Work required ::
Write out every line of the material exactly as it appears.

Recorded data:
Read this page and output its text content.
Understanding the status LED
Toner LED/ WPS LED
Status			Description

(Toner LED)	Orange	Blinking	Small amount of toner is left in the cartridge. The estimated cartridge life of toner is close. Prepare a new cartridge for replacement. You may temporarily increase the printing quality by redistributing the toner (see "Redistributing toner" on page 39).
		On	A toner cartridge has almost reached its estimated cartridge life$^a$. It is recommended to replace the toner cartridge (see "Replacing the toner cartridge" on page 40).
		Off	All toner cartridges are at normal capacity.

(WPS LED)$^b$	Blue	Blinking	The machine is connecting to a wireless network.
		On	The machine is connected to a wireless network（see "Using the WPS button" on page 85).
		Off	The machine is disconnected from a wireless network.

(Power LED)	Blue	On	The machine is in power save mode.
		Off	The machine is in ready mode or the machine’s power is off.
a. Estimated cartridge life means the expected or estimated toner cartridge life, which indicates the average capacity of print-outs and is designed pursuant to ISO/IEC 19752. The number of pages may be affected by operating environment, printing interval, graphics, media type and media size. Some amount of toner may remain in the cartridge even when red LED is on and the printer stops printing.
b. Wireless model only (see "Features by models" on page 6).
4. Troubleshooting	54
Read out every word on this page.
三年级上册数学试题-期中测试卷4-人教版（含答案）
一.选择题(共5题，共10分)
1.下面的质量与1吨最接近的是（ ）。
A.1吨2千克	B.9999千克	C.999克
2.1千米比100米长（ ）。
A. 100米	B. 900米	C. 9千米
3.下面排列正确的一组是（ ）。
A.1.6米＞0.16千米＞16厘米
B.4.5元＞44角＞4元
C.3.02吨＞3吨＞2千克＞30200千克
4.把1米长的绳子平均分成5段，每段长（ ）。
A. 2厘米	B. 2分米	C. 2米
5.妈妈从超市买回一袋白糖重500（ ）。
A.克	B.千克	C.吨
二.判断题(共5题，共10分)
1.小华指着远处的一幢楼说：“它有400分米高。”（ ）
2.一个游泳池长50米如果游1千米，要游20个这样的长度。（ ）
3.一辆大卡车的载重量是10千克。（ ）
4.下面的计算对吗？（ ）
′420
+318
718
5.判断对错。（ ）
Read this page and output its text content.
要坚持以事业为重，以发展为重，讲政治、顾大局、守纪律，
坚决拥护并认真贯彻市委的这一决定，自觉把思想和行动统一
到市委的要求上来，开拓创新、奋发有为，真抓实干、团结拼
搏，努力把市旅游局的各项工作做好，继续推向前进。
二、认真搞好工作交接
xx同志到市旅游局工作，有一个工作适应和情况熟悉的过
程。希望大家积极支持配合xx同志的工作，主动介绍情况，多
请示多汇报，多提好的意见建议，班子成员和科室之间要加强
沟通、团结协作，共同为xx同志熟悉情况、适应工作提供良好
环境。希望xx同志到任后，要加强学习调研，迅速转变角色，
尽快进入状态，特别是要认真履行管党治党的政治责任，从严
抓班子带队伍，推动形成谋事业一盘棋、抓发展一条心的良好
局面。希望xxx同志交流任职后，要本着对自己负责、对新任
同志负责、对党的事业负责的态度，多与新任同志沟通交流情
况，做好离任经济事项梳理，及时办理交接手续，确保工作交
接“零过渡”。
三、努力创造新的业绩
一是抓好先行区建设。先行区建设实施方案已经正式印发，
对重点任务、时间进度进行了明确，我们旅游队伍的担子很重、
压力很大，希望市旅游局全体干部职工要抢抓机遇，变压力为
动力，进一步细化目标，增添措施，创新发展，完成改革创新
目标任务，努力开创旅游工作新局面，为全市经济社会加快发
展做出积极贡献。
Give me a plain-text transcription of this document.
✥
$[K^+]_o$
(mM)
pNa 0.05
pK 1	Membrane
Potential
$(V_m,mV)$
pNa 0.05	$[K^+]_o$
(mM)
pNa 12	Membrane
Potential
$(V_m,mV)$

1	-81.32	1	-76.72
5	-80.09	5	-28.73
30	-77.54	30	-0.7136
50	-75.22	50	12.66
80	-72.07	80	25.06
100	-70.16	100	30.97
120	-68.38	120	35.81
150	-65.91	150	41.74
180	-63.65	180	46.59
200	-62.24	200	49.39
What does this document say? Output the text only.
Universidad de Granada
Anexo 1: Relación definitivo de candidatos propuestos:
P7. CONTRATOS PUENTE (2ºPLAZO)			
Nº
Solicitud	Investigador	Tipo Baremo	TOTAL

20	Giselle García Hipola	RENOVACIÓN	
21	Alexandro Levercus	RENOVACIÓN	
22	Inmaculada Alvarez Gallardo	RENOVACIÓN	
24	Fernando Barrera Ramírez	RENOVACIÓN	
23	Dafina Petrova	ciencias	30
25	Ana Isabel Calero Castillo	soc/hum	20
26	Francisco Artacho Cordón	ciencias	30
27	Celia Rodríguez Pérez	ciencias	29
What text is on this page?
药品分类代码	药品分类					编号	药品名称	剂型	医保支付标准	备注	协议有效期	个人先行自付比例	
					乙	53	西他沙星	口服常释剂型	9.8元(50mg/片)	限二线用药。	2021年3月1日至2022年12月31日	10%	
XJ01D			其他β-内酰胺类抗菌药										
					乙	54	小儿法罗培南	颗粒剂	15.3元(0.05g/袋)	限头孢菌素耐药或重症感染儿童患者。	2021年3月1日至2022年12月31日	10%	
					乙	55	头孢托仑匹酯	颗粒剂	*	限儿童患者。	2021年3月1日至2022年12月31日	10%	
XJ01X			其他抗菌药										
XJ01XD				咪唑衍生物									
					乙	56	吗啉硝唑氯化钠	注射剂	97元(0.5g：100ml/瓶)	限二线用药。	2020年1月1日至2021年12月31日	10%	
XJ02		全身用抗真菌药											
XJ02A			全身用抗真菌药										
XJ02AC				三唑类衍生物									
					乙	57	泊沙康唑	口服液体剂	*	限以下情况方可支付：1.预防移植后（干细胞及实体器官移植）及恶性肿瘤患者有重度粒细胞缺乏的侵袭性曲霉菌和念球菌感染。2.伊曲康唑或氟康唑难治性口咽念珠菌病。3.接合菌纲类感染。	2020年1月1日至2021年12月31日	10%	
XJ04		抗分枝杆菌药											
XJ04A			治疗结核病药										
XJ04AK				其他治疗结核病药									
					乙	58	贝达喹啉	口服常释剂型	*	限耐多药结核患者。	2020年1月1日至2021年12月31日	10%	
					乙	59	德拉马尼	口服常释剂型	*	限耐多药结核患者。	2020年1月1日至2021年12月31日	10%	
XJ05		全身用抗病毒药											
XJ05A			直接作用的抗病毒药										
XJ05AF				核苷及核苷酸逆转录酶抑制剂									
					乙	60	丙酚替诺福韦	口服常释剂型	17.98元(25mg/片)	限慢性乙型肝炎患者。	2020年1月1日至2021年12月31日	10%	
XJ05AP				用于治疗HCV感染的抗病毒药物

Finished exercise ::
Read this page and output its text content.
Understanding the status LED
Toner LED/ WPS LED
Status			Description

(Toner LED)	Orange	Blinking	Small amount of toner is left in the cartridge. The estimated cartridge life of toner is close. Prepare a new cartridge for replacement. You may temporarily increase the printing quality by redistributing the toner (see "Redistributing toner" on page 39).
		On	A toner cartridge has almost reached its estimated cartridge life$^a$. It is recommended to replace the toner cartridge (see "Replacing the toner cartridge" on page 40).
		Off	All toner cartridges are at normal capacity.

(WPS LED)$^b$	Blue	Blinking	The machine is connecting to a wireless network.
		On	The machine is connected to a wireless network（see "Using the WPS button" on page 85).
		Off	The machine is disconnected from a wireless network.

(Power LED)	Blue	On	The machine is in power save mode.
		Off	The machine is in ready mode or the machine’s power is off.
a. Estimated cartridge life means the expected or estimated toner cartridge life, which indicates the average capacity of print-outs and is designed pursuant to ISO/IEC 19752. The number of pages may be affected by operating environment, printing interval, graphics, media type and media size. Some amount of toner may remain in the cartridge even when red LED is on and the printer stops printing.
b. Wireless model only (see "Features by models" on page 6).
4. Troubleshooting	54
Read out every word on this page.
三年级上册数学试题-期中测试卷4-人教版（含答案）
一.选择题(共5题，共10分)
1.下面的质量与1吨最接近的是（ ）。
A.1吨2千克	B.9999千克	C.999克
2.1千米比100米长（ ）。
A. 100米	B. 900米	C. 9千米
3.下面排列正确的一组是（ ）。
A.1.6米＞0.16千米＞16厘米
B.4.5元＞44角＞4元
C.3.02吨＞3吨＞2千克＞30200千克
4.把1米长的绳子平均分成5段，每段长（ ）。
A. 2厘米	B. 2分米	C. 2米
5.妈妈从超市买回一袋白糖重500（ ）。
A.克	B.千克	C.吨
二.判断题(共5题，共10分)
1.小华指着远处的一幢楼说：“它有400分米高。”（ ）
2.一个游泳池长50米如果游1千米，要游20个这样的长度。（ ）
3.一辆大卡车的载重量是10千克。（ ）
4.下面的计算对吗？（ ）
′420
+318
718
5.判断对错。（ ）
Read this page and output its text content.
要坚持以事业为重，以发展为重，讲政治、顾大局、守纪律，
坚决拥护并认真贯彻市委的这一决定，自觉把思想和行动统一
到市委的要求上来，开拓创新、奋发有为，真抓实干、团结拼
搏，努力把市旅游局的各项工作做好，继续推向前进。
二、认真搞好工作交接
xx同志到市旅游局工作，有一个工作适应和情况熟悉的过
程。希望大家积极支持配合xx同志的工作，主动介绍情况，多
请示多汇报，多提好的意见建议，班子成员和科室之间要加强
沟通、团结协作，共同为xx同志熟悉情况、适应工作提供良好
环境。希望xx同志到任后，要加强学习调研，迅速转变角色，
尽快进入状态，特别是要认真履行管党治党的政治责任，从严
抓班子带队伍，推动形成谋事业一盘棋、抓发展一条心的良好
局面。希望xxx同志交流任职后，要本着对自己负责、对新任
同志负责、对党的事业负责的态度，多与新任同志沟通交流情
况，做好离任经济事项梳理，及时办理交接手续，确保工作交
接“零过渡”。
三、努力创造新的业绩
一是抓好先行区建设。先行区建设实施方案已经正式印发，
对重点任务、时间进度进行了明确，我们旅游队伍的担子很重、
压力很大，希望市旅游局全体干部职工要抢抓机遇，变压力为
动力，进一步细化目标，增添措施，创新发展，完成改革创新
目标任务，努力开创旅游工作新局面，为全市经济社会加快发
展做出积极贡献。
Give me a plain-text transcription of this document.
✥
$[K^+]_o$
(mM)
pNa 0.05
pK 1	Membrane
Potential
$(V_m,mV)$
pNa 0.05	$[K^+]_o$
(mM)
pNa 12	Membrane
Potential
$(V_m,mV)$

1	-81.32	1	-76.72
5	-80.09	5	-28.73
30	-77.54	30	-0.7136
50	-75.22	50	12.66
80	-72.07	80	25.06
100	-70.16	100	30.97
120	-68.38	120	35.81
150	-65.91	150	41.74
180	-63.65	180	46.59
200	-62.24	200	49.39
What does this document say? Output the text only.
Universidad de Granada
Anexo 1: Relación definitivo de candidatos propuestos:
P7. CONTRATOS PUENTE (2ºPLAZO)			
Nº
Solicitud	Investigador	Tipo Baremo	TOTAL

20	Giselle García Hipola	RENOVACIÓN	
21	Alexandro Levercus	RENOVACIÓN	
22	Inmaculada Alvarez Gallardo	RENOVACIÓN	
24	Fernando Barrera Ramírez	RENOVACIÓN	
23	Dafina Petrova	ciencias	30
25	Ana Isabel Calero Castillo	soc/hum	20
26	Francisco Artacho Cordón	ciencias	30
27	Celia Rodríguez Pérez	ciencias	29
What text is on this page?
药品分类代码	药品分类					编号	药品名称	剂型	医保支付标准	备注	协议有效期	个人先行自付比例	
					乙	53	西他沙星	口服常释剂型	9.8元(50mg/片)	限二线用药。	2021年3月1日至2022年12月31日	10%	
XJ01D			其他β-内酰胺类抗菌药										
					乙	54	小儿法罗培南	颗粒剂	15.3元(0.05g/袋)	限头孢菌素耐药或重症感染儿童患者。	2021年3月1日至2022年12月31日	10%	
					乙	55	头孢托仑匹酯	颗粒剂	*	限儿童患者。	2021年3月1日至2022年12月31日	10%	
XJ01X			其他抗菌药										
XJ01XD				咪唑衍生物									
					乙	56	吗啉硝唑氯化钠	注射剂	97元(0.5g：100ml/瓶)	限二线用药。	2020年1月1日至2021年12月31日	10%	
XJ02		全身用抗真菌药											
XJ02A			全身用抗真菌药										
XJ02AC				三唑类衍生物									
					乙	57	泊沙康唑	口服液体剂	*	限以下情况方可支付：1.预防移植后（干细胞及实体器官移植）及恶性肿瘤患者有重度粒细胞缺乏的侵袭性曲霉菌和念球菌感染。2.伊曲康唑或氟康唑难治性口咽念珠菌病。3.接合菌纲类感染。	2020年1月1日至2021年12月31日	10%	
XJ04		抗分枝杆菌药											
XJ04A			治疗结核病药										
XJ04AK				其他治疗结核病药									
					乙	58	贝达喹啉	口服常释剂型	*	限耐多药结核患者。	2020年1月1日至2021年12月31日	10%	
					乙	59	德拉马尼	口服常释剂型	*	限耐多药结核患者。	2020年1月1日至2021年12月31日	10%	
XJ05		全身用抗病毒药											
XJ05A			直接作用的抗病毒药										
XJ05AF				核苷及核苷酸逆转录酶抑制剂									
					乙	60	丙酚替诺福韦	口服常释剂型	17.98元(25mg/片)	限慢性乙型肝炎患者。	2020年1月1日至2021年12月31日	10%	
XJ05AP				用于治疗HCV感染的抗病毒药物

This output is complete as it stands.